━━ 本文 ━━

分類王で「日本キャンディーズ協会」代表でもある著述家のケンゴ・イシグロ(石黒謙吾氏)なら知っていたが、恥ずかしながら、ノーベル文学賞を受賞した英国作家のカズオ・イシグロについては今まで全然知らなかった。
ということで「ノーベル賞まで取ったんだったら、いっちょ読んでみっかい」ってなって、『わたしを離さないで』(原題:Never Let Me Go)を読んでみた。
数冊出版されているカズオ・イシグロ作品からまず本書を選んだのは、タイトルに惹かれたから。なんか日本語にすると、すごく切ない響きを持つ言葉。
舞台は1990年代末のイギリス。
「介護人」という仕事をしているキャシーという20代後半の女性が主人公。
「介護人」というからには、老人や障碍者などの介護を主にする医療施設の看護師なんだろうか。
物語は、彼女が一人称で語る、「ヘールシャム」という施設で少女時代を過ごした過去を回想するシーンから始まる。幼いころから特に親しかった、癇癪もちだが優しい少年トミーと、親友で少しこまっしゃくれた少女ルースとの交流が語られる。
語り口調が穏やかでどこか上品であるのと、友人たちとの交流が、一般的な思春期の少年少女の心理や行動に基づかれたきめ細かい描写で表現されているため、「ヘールシャム」というのは、イギリスに実在する全寮制の名門校のことだと思ってしまった。
また、タイトルになった物語に出てくる「Never Let Me Go」という楽曲。
この曲を演奏する「Judy Bridgewater」なるアーティストも、イギリスに実在する古いミュージシャンだと思っていた。だから曲名は知らないけれど聴いてみたら「あー、この曲か」とわかるような往年の名曲かと思い込んでいた。
なので物語中盤まで、「ヘールシャム」時代の友人たちとの交流が、特に大きなエピソードや抑揚もなくゆっくり描かれているため、描写が丁寧で素敵だな、と思いつつも正直、退屈で読むのを止めようかと思ったのも事実。
ただ、徐々にこの物語の特異な設定が明らかにされていき、中盤以降で明かされる本来の設定を知ったときは「えーー!この小説ってこんな話だったのか!」と驚くやらズッコケるやら。

━━━

課題の内容 — 本文の「また、タイトルになった物語に出てくる「Never Let Me」から「年の名曲かと思い込んでいた。」までを、一字も変えずに抜き出してください。 データは本文とは別の出典から取ったものです。

━━ 提供データ ━━

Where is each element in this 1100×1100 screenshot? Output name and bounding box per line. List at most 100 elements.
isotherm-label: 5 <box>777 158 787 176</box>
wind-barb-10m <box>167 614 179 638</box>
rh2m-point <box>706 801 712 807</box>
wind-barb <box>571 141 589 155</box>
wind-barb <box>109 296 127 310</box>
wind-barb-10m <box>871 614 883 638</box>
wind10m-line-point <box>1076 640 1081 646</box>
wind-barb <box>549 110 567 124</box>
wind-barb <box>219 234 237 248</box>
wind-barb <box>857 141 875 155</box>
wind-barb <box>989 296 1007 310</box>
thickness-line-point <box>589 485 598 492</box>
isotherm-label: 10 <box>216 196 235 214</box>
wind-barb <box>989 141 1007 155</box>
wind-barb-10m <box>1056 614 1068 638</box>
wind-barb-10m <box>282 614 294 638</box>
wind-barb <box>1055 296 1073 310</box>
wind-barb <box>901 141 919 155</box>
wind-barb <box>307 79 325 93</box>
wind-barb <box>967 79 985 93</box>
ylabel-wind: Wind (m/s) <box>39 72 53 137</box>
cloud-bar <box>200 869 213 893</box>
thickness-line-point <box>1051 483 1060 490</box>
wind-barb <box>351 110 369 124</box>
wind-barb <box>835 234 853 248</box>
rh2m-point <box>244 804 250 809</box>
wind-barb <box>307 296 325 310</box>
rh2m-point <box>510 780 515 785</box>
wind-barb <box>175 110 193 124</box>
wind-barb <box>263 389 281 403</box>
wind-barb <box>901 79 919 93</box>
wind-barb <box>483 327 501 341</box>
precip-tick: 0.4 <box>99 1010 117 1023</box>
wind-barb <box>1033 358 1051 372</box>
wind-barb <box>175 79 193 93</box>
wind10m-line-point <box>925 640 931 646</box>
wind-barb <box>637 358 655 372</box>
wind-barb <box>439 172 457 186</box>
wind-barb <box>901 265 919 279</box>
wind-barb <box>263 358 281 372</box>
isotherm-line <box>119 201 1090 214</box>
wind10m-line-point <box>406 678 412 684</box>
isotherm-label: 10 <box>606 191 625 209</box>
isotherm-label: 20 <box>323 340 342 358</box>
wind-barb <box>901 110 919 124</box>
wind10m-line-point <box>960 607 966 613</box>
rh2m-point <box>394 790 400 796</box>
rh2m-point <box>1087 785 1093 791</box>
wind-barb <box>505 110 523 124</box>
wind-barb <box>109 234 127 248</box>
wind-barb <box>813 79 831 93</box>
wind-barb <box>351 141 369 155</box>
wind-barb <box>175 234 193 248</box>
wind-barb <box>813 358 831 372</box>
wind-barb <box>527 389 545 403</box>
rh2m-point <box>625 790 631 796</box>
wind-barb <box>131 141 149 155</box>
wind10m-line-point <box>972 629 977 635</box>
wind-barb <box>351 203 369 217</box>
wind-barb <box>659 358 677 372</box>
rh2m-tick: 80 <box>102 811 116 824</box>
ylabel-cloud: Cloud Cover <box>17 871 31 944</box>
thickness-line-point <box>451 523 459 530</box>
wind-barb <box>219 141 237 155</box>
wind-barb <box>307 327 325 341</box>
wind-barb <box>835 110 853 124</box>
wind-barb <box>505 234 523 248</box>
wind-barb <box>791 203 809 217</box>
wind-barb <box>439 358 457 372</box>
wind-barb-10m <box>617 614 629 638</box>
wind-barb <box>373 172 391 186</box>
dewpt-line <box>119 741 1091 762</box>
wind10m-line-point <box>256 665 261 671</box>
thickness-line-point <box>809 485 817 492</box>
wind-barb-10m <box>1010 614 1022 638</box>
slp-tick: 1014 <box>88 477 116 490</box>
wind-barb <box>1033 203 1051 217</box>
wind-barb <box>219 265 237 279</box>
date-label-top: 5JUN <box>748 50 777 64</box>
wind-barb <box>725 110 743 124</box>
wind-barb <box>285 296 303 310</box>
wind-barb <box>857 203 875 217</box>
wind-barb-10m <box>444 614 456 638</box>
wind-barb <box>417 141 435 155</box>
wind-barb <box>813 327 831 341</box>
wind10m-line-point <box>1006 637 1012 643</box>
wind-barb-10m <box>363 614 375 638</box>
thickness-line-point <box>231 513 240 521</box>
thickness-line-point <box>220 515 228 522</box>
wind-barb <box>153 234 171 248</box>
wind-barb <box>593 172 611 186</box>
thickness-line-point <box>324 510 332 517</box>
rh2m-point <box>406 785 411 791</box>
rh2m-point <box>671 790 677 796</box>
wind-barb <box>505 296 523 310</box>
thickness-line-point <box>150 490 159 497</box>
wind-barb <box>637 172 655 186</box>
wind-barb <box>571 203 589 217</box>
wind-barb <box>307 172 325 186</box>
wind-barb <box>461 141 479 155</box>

━━━

課題の解答 —
また、タイトルになった物語に出てくる「Never Let Me Go」という楽曲。
この曲を演奏する「Judy Bridgewater」なるアーティストも、イギリスに実在する古いミュージシャンだと思っていた。だから曲名は知らないけれど聴いてみたら「あー、この曲か」とわかるような往年の名曲かと思い込んでいた。